OBJECTIVE
Keep only the lines of the listing that include the word "this", and copy them.

Chart and figure data
'''

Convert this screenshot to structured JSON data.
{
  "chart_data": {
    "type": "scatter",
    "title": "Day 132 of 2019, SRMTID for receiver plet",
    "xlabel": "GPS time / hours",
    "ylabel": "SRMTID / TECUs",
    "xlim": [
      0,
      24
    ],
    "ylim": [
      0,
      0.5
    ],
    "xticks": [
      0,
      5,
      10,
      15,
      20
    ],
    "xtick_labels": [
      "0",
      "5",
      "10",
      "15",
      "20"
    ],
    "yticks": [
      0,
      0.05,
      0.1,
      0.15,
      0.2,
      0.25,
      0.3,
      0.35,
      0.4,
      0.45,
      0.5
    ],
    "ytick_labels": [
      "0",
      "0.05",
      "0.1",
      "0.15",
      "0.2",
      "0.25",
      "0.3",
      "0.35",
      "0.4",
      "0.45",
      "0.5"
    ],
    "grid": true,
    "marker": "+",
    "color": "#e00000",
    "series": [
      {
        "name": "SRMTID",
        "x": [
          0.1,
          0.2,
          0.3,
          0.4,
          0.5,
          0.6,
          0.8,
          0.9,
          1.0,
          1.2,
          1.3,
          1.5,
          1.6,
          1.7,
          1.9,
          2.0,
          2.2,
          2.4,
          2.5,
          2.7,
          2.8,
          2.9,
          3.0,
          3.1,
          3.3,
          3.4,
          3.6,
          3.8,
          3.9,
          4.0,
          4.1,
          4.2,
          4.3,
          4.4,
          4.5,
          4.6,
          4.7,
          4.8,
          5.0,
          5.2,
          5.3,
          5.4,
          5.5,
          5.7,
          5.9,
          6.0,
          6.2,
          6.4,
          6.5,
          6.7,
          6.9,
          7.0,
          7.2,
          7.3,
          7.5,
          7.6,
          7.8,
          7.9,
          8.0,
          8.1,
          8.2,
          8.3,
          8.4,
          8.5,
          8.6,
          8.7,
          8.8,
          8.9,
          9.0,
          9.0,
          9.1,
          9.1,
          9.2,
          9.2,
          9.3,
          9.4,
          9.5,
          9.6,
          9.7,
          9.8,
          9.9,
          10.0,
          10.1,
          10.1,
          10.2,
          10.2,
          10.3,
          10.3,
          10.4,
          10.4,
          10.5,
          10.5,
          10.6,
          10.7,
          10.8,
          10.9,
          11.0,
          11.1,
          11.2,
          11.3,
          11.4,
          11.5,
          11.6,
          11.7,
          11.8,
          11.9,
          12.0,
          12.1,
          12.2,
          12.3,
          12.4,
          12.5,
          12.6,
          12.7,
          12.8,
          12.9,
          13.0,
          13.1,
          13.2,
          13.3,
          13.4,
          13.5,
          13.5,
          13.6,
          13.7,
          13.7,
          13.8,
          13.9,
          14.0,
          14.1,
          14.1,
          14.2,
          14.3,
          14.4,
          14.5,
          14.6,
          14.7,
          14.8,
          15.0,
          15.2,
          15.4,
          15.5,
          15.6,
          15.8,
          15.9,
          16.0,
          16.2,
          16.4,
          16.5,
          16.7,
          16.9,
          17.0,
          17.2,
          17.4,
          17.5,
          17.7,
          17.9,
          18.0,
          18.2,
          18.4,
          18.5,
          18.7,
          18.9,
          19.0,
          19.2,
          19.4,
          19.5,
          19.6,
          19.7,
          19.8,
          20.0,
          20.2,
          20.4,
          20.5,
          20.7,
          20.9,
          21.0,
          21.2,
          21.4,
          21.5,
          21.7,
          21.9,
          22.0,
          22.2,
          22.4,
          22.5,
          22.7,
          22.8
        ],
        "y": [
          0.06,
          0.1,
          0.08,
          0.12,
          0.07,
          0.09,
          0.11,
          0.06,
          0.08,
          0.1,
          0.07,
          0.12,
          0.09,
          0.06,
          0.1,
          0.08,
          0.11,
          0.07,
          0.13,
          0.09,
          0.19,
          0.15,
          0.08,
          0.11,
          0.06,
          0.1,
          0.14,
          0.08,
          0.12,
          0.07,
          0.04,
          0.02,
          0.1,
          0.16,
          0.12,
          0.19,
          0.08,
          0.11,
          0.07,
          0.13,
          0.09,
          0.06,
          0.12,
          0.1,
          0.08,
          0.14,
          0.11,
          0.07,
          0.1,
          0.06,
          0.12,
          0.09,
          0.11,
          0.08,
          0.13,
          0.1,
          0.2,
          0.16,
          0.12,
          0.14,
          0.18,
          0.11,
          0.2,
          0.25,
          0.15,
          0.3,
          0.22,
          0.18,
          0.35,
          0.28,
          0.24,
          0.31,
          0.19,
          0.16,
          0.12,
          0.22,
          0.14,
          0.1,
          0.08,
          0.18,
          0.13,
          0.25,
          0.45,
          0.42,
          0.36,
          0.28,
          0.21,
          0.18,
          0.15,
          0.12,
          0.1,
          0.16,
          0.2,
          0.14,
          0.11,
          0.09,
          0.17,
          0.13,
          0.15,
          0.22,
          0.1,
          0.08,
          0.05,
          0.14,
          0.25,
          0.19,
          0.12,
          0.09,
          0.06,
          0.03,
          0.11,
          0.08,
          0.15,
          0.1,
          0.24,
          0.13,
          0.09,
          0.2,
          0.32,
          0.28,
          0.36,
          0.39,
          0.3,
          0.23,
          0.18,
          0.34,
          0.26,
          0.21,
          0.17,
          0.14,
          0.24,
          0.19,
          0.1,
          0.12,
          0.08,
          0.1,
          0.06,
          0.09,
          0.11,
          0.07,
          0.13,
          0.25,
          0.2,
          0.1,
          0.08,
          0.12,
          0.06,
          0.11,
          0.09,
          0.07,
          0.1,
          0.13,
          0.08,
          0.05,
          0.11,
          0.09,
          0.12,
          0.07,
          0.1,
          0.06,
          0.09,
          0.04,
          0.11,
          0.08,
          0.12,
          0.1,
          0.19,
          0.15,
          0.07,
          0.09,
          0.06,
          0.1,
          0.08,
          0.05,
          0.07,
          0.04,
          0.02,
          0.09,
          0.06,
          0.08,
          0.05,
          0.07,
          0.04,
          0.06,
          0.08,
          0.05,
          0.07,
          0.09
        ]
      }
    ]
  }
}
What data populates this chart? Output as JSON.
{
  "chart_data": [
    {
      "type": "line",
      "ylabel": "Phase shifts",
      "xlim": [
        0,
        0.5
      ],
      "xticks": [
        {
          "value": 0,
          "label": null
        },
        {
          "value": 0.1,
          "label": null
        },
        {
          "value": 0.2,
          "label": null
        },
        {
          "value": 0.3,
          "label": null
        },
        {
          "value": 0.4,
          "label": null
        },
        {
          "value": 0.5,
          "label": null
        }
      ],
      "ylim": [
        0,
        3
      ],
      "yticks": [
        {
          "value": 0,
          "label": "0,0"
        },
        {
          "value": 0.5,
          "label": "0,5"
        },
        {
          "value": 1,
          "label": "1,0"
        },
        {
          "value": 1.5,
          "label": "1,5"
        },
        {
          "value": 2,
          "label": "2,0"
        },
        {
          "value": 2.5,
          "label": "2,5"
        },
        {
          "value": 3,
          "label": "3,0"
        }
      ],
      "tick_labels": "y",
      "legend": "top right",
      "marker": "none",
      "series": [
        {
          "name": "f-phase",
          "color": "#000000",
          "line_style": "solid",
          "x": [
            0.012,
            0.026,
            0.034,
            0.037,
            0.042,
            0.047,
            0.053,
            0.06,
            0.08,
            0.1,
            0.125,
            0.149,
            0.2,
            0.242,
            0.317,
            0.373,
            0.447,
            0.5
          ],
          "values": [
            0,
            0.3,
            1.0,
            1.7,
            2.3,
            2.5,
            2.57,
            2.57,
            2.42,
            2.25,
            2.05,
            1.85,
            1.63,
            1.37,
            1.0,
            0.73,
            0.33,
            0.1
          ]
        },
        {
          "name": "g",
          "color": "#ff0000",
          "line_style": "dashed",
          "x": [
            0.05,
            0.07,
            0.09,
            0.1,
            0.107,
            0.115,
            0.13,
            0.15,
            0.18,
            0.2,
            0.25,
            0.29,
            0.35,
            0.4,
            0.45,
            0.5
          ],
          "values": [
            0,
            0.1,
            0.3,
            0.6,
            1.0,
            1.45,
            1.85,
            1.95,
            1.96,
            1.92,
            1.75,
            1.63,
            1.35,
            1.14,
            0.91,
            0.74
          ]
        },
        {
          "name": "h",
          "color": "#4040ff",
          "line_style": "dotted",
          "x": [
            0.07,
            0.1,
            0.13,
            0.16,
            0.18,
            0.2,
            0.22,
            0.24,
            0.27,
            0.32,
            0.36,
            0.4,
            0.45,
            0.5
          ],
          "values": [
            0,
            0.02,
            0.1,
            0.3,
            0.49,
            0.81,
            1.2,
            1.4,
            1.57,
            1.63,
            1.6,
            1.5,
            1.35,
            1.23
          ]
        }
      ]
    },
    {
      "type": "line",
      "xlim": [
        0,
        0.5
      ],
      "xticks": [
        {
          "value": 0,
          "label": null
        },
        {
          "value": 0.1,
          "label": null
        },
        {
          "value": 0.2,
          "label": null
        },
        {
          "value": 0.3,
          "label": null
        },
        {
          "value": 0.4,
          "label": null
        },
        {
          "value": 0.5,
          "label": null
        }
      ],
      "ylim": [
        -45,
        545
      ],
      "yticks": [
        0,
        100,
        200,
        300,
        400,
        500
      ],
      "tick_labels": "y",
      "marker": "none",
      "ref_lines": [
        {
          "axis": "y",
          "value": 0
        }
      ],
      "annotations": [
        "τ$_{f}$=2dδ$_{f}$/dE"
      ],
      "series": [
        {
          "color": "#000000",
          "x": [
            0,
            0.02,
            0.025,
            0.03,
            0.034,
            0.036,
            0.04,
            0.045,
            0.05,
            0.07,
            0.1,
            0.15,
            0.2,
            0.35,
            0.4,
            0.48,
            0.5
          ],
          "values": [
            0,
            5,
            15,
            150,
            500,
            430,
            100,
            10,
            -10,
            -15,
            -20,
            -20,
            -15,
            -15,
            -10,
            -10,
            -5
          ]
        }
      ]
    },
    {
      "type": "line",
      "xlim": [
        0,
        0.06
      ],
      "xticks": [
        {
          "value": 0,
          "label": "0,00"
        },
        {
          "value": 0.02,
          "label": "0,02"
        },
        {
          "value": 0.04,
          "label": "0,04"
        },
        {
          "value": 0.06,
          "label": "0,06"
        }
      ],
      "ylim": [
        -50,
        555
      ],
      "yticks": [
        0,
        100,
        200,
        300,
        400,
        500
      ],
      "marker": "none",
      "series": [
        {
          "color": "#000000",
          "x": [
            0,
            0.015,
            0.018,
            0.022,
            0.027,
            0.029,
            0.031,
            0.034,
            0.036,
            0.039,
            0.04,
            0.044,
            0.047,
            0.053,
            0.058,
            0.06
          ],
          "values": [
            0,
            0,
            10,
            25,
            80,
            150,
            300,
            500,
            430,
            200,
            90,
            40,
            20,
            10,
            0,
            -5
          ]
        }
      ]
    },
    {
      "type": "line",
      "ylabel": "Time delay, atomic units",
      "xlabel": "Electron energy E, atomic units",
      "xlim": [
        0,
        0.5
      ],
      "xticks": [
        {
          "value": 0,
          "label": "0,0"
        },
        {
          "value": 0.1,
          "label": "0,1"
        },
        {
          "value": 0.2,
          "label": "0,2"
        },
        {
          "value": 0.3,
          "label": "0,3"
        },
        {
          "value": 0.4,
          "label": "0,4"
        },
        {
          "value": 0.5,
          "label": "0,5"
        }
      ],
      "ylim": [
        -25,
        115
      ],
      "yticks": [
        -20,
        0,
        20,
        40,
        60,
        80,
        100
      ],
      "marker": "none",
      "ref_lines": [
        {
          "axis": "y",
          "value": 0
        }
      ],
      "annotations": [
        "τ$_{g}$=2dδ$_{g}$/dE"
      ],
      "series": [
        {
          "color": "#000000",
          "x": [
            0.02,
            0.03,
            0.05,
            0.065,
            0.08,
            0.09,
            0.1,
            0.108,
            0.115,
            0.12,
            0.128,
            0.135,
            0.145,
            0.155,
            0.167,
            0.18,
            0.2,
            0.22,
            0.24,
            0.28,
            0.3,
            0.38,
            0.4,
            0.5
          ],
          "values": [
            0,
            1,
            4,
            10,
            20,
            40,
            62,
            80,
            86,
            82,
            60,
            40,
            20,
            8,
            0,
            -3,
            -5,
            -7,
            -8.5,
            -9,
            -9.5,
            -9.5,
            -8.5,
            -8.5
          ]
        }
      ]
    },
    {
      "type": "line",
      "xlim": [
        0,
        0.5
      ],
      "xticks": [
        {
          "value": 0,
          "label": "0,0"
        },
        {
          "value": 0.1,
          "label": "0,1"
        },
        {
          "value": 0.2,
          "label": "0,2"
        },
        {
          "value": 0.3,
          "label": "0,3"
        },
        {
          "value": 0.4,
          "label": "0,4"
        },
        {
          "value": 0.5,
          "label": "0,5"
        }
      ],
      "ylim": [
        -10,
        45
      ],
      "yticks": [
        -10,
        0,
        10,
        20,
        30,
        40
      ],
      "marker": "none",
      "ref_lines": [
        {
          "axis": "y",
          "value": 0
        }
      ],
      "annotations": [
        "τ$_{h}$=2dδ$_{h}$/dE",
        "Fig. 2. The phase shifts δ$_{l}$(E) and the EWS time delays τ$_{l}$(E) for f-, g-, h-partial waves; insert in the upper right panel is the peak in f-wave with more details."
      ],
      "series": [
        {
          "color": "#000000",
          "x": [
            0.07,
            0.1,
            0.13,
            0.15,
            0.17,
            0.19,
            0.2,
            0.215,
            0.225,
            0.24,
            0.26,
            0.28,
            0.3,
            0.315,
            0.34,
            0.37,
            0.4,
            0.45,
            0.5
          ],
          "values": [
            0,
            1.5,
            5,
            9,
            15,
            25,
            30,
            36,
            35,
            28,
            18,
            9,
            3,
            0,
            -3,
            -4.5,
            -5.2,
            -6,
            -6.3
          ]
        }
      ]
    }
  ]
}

'''

FULL OUTPUT
Convert this screenshot to structured JSON data.
What data populates this chart? Output as JSON.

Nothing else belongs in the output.